(Stored records)
- - - - - - -

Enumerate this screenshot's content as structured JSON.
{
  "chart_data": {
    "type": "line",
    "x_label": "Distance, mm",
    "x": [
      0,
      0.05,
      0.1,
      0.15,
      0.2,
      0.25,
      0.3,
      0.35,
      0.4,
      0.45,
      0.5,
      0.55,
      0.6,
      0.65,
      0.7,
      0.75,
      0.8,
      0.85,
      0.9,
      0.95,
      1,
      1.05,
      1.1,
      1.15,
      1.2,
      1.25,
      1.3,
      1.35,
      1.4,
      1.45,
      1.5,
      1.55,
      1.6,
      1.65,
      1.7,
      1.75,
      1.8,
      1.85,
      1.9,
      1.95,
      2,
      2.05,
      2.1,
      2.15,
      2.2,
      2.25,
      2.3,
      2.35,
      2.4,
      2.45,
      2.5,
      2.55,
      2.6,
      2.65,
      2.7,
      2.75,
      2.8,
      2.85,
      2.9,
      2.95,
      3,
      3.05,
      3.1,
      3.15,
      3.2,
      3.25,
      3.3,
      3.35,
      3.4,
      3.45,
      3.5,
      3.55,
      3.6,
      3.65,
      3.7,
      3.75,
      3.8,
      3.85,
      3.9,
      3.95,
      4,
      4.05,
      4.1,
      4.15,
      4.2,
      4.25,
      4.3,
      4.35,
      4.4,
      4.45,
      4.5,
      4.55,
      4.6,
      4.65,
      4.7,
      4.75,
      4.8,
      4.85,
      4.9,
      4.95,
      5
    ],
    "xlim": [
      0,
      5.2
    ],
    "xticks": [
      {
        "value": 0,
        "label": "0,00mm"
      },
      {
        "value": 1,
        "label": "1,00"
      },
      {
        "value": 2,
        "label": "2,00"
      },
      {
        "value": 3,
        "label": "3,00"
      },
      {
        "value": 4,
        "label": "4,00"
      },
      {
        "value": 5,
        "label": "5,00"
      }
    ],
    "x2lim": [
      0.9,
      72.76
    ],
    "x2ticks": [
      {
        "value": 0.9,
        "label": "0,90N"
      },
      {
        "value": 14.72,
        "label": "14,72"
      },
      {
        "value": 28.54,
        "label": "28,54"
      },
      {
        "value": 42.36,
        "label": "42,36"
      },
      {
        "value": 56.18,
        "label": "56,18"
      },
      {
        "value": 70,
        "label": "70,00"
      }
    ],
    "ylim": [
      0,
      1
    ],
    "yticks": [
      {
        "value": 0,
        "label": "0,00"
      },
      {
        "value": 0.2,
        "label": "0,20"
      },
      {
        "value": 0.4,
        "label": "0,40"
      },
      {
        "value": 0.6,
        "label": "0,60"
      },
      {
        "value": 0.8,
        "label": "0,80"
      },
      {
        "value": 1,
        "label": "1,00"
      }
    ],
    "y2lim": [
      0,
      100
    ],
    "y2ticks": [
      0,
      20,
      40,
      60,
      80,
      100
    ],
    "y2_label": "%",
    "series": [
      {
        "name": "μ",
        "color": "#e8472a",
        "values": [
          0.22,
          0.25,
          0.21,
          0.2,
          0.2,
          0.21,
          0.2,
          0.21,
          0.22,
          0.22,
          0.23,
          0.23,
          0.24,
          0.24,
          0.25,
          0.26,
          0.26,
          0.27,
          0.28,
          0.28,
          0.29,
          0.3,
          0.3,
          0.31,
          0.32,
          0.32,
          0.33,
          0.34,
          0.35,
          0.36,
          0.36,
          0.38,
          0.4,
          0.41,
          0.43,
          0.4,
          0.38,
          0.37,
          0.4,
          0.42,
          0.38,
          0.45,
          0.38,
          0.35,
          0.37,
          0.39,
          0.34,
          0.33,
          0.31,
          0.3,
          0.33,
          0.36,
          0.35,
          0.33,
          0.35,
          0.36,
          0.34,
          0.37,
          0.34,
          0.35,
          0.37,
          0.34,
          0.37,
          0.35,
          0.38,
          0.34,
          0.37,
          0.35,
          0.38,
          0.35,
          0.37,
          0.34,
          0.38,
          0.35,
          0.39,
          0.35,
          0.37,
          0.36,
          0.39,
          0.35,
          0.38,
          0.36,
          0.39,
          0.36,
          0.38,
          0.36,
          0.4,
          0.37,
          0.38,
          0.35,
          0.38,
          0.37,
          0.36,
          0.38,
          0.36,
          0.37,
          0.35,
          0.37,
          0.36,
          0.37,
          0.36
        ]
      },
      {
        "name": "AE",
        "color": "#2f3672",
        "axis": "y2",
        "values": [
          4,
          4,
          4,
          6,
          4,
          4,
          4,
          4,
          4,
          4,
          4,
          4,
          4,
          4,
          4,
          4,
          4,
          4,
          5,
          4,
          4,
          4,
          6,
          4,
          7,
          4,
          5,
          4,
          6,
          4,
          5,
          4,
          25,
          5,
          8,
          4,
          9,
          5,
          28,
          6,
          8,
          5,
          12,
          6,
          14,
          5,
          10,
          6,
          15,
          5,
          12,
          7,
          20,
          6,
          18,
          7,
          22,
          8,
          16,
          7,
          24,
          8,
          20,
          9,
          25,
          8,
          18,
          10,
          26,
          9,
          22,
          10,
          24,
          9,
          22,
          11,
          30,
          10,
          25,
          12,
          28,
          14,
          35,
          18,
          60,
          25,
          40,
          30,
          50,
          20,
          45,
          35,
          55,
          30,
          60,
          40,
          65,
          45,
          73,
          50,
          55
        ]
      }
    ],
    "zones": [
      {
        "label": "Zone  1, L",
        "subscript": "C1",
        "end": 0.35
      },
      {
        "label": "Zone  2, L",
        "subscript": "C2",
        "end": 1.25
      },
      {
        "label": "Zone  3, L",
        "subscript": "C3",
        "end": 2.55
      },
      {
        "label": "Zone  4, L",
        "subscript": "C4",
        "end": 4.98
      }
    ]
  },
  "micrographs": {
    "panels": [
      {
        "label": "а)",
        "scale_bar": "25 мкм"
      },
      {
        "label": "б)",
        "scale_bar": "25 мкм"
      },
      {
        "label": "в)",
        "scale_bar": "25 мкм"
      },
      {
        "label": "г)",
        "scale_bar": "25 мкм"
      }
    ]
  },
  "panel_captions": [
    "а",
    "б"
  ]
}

- - - - - - -

# TASK TO COMPLETE
List every line above containing the word "subscript".

# WORKED ANSWER
        "subscript": "C1",
        "subscript": "C2",
        "subscript": "C3",
        "subscript": "C4",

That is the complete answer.